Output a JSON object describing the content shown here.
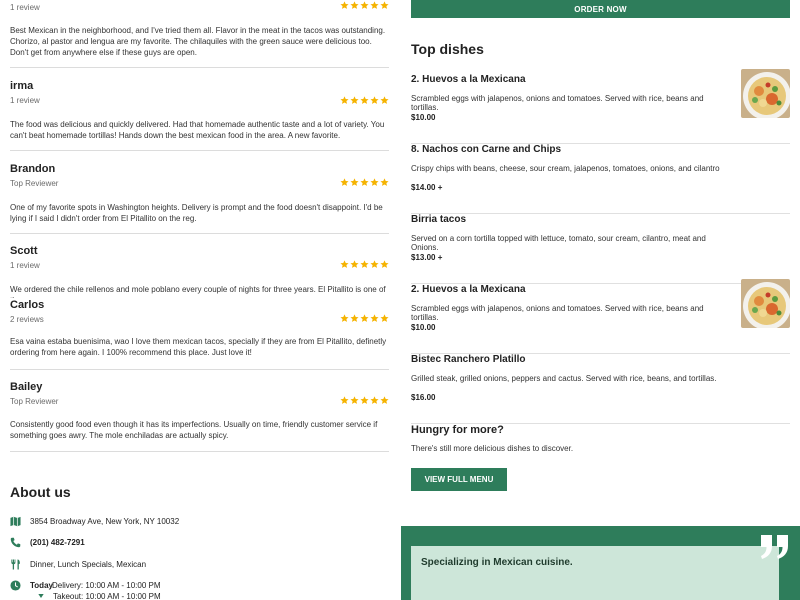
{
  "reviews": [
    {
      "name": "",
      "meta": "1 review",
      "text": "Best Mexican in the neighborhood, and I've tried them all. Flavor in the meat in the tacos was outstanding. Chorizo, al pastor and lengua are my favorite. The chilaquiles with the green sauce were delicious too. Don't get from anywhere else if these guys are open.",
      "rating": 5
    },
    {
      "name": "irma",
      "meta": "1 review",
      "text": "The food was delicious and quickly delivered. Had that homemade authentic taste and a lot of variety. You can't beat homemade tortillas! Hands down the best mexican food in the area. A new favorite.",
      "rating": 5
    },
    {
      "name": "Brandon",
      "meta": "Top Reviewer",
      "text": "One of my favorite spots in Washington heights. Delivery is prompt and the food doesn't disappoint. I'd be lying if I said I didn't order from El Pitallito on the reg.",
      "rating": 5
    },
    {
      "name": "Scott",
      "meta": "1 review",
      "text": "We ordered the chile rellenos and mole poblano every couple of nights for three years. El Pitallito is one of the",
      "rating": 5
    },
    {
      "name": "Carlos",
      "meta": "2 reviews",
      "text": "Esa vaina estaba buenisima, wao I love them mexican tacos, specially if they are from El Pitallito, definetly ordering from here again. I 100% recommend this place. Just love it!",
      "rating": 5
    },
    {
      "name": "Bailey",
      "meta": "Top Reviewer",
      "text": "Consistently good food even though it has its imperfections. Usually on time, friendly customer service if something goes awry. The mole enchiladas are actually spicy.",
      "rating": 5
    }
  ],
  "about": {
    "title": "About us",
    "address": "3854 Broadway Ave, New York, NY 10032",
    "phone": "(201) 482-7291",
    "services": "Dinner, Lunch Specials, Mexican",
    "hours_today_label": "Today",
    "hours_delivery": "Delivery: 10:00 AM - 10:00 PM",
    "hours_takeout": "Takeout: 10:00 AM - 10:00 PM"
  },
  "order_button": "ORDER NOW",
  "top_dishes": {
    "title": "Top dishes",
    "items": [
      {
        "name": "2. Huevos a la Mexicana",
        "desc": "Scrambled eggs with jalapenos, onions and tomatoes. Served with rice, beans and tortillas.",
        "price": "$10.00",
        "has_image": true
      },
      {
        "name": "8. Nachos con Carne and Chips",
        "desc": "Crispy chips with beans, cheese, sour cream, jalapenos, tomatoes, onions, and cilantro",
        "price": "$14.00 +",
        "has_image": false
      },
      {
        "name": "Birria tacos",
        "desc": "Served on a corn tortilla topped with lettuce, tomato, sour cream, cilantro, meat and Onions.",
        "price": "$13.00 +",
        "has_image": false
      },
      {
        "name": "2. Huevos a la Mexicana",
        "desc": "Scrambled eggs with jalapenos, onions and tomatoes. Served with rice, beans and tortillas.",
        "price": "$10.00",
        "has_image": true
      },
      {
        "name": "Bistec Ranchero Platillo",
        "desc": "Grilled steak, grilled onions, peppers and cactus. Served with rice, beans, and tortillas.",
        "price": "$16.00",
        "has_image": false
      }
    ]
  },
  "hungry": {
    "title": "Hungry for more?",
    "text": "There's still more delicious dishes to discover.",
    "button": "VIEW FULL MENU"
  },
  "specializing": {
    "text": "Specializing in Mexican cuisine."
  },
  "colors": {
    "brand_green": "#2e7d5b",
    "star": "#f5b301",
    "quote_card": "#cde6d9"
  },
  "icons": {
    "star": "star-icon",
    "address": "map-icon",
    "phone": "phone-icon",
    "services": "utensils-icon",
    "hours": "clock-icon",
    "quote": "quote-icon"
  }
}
***
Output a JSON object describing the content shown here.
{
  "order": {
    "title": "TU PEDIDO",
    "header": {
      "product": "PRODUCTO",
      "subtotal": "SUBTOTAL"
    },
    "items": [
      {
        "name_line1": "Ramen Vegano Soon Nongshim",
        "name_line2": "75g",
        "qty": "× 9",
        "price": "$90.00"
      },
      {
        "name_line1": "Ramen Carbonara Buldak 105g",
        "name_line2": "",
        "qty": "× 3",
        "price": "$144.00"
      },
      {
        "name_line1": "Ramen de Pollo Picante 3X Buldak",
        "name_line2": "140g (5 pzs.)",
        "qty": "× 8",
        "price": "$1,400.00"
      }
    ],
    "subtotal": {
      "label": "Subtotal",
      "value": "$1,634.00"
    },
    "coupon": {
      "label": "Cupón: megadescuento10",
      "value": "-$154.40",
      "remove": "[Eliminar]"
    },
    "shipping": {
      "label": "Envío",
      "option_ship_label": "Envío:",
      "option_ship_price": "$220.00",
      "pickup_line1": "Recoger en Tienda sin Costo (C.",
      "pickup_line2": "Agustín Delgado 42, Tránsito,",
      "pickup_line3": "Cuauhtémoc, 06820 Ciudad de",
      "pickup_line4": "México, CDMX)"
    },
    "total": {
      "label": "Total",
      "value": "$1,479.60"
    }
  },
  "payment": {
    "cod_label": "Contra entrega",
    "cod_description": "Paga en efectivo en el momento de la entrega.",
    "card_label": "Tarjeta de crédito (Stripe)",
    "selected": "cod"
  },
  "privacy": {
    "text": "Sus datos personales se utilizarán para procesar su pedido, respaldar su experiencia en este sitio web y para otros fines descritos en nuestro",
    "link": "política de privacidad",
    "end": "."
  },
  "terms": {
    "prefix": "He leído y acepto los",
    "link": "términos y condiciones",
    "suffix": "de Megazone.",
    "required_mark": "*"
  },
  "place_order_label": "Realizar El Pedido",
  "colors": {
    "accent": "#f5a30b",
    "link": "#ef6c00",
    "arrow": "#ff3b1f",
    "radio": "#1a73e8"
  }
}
***
» WHAT TO WORK ON:
Say how many lines above hold the word "Ramen", giving only the count.

» RESPONSE:
3